* [Material]
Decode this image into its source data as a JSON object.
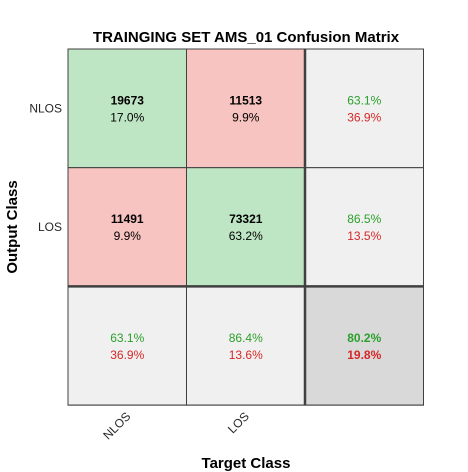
{
  "chart_data": {
    "type": "heatmap",
    "title": "TRAINGING SET AMS_01 Confusion Matrix",
    "xlabel": "Target Class",
    "ylabel": "Output Class",
    "classes": [
      "NLOS",
      "LOS"
    ],
    "cells": [
      [
        {
          "count": "19673",
          "percent": "17.0%",
          "correct": true
        },
        {
          "count": "11513",
          "percent": "9.9%",
          "correct": false
        }
      ],
      [
        {
          "count": "11491",
          "percent": "9.9%",
          "correct": false
        },
        {
          "count": "73321",
          "percent": "63.2%",
          "correct": true
        }
      ]
    ],
    "row_summary": [
      {
        "good": "63.1%",
        "bad": "36.9%"
      },
      {
        "good": "86.5%",
        "bad": "13.5%"
      }
    ],
    "col_summary": [
      {
        "good": "63.1%",
        "bad": "36.9%"
      },
      {
        "good": "86.4%",
        "bad": "13.6%"
      }
    ],
    "overall": {
      "good": "80.2%",
      "bad": "19.8%"
    },
    "colors": {
      "correct": "#bfe6c4",
      "incorrect": "#f8c4c1",
      "summary": "#f0f0f0",
      "overall": "#d9d9d9",
      "good_text": "#2ca02c",
      "bad_text": "#d62728",
      "grid": "#404040"
    }
  }
}
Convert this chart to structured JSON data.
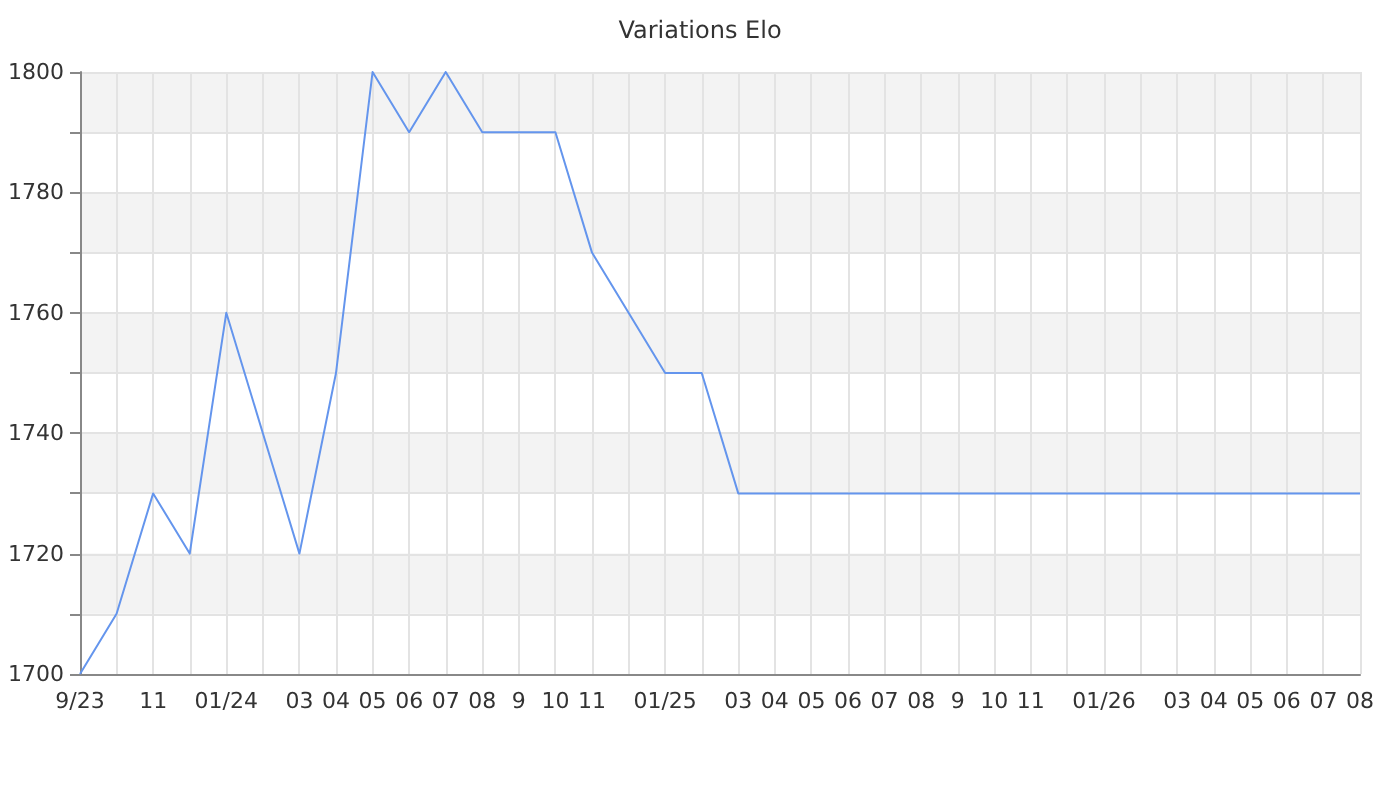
{
  "chart_data": {
    "type": "line",
    "title": "Variations Elo",
    "categories": [
      "9/23",
      null,
      "11",
      null,
      "01/24",
      null,
      "03",
      "04",
      "05",
      "06",
      "07",
      "08",
      "9",
      "10",
      "11",
      null,
      "01/25",
      null,
      "03",
      "04",
      "05",
      "06",
      "07",
      "08",
      "9",
      "10",
      "11",
      null,
      "01/26",
      null,
      "03",
      "04",
      "05",
      "06",
      "07",
      "08"
    ],
    "series": [
      {
        "color": "#6495ed",
        "values": [
          1700,
          1710,
          1730,
          1720,
          1760,
          1740,
          1720,
          1750,
          1800,
          1790,
          1800,
          1790,
          1790,
          1790,
          1770,
          1760,
          1750,
          1750,
          1730,
          1730,
          1730,
          1730,
          1730,
          1730,
          1730,
          1730,
          1730,
          1730,
          1730,
          1730,
          1730,
          1730,
          1730,
          1730,
          1730,
          1730
        ]
      }
    ],
    "ylim": [
      1700,
      1800
    ],
    "yticks": [
      1700,
      {
        "value": 1710,
        "label": null
      },
      1720,
      {
        "value": 1730,
        "label": null
      },
      1740,
      {
        "value": 1750,
        "label": null
      },
      1760,
      {
        "value": 1770,
        "label": null
      },
      1780,
      {
        "value": 1790,
        "label": null
      },
      1800
    ],
    "grid": true,
    "marker": "none",
    "line_style": "solid"
  }
}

* [What to do] Extract every line of the data exactly; pictures stay out.

* [Reply]
Decode this image into its source data as a JSON object.
{
  "chart_data": {
    "type": "heatmap",
    "title": "TRAINGING SET AMS_01 Confusion Matrix",
    "xlabel": "Target Class",
    "ylabel": "Output Class",
    "classes": [
      "NLOS",
      "LOS"
    ],
    "cells": [
      [
        {
          "count": "19673",
          "percent": "17.0%",
          "correct": true
        },
        {
          "count": "11513",
          "percent": "9.9%",
          "correct": false
        }
      ],
      [
        {
          "count": "11491",
          "percent": "9.9%",
          "correct": false
        },
        {
          "count": "73321",
          "percent": "63.2%",
          "correct": true
        }
      ]
    ],
    "row_summary": [
      {
        "good": "63.1%",
        "bad": "36.9%"
      },
      {
        "good": "86.5%",
        "bad": "13.5%"
      }
    ],
    "col_summary": [
      {
        "good": "63.1%",
        "bad": "36.9%"
      },
      {
        "good": "86.4%",
        "bad": "13.6%"
      }
    ],
    "overall": {
      "good": "80.2%",
      "bad": "19.8%"
    },
    "colors": {
      "correct": "#bfe6c4",
      "incorrect": "#f8c4c1",
      "summary": "#f0f0f0",
      "overall": "#d9d9d9",
      "good_text": "#2ca02c",
      "bad_text": "#d62728",
      "grid": "#404040"
    }
  }
}
Convert this chart to structured JSON data.
{
  "chart_data": {
    "type": "line",
    "title": "Variations Elo",
    "categories": [
      "9/23",
      null,
      "11",
      null,
      "01/24",
      null,
      "03",
      "04",
      "05",
      "06",
      "07",
      "08",
      "9",
      "10",
      "11",
      null,
      "01/25",
      null,
      "03",
      "04",
      "05",
      "06",
      "07",
      "08",
      "9",
      "10",
      "11",
      null,
      "01/26",
      null,
      "03",
      "04",
      "05",
      "06",
      "07",
      "08"
    ],
    "series": [
      {
        "color": "#6495ed",
        "values": [
          1700,
          1710,
          1730,
          1720,
          1760,
          1740,
          1720,
          1750,
          1800,
          1790,
          1800,
          1790,
          1790,
          1790,
          1770,
          1760,
          1750,
          1750,
          1730,
          1730,
          1730,
          1730,
          1730,
          1730,
          1730,
          1730,
          1730,
          1730,
          1730,
          1730,
          1730,
          1730,
          1730,
          1730,
          1730,
          1730
        ]
      }
    ],
    "ylim": [
      1700,
      1800
    ],
    "yticks": [
      1700,
      {
        "value": 1710,
        "label": null
      },
      1720,
      {
        "value": 1730,
        "label": null
      },
      1740,
      {
        "value": 1750,
        "label": null
      },
      1760,
      {
        "value": 1770,
        "label": null
      },
      1780,
      {
        "value": 1790,
        "label": null
      },
      1800
    ],
    "grid": true,
    "marker": "none",
    "line_style": "solid"
  }
}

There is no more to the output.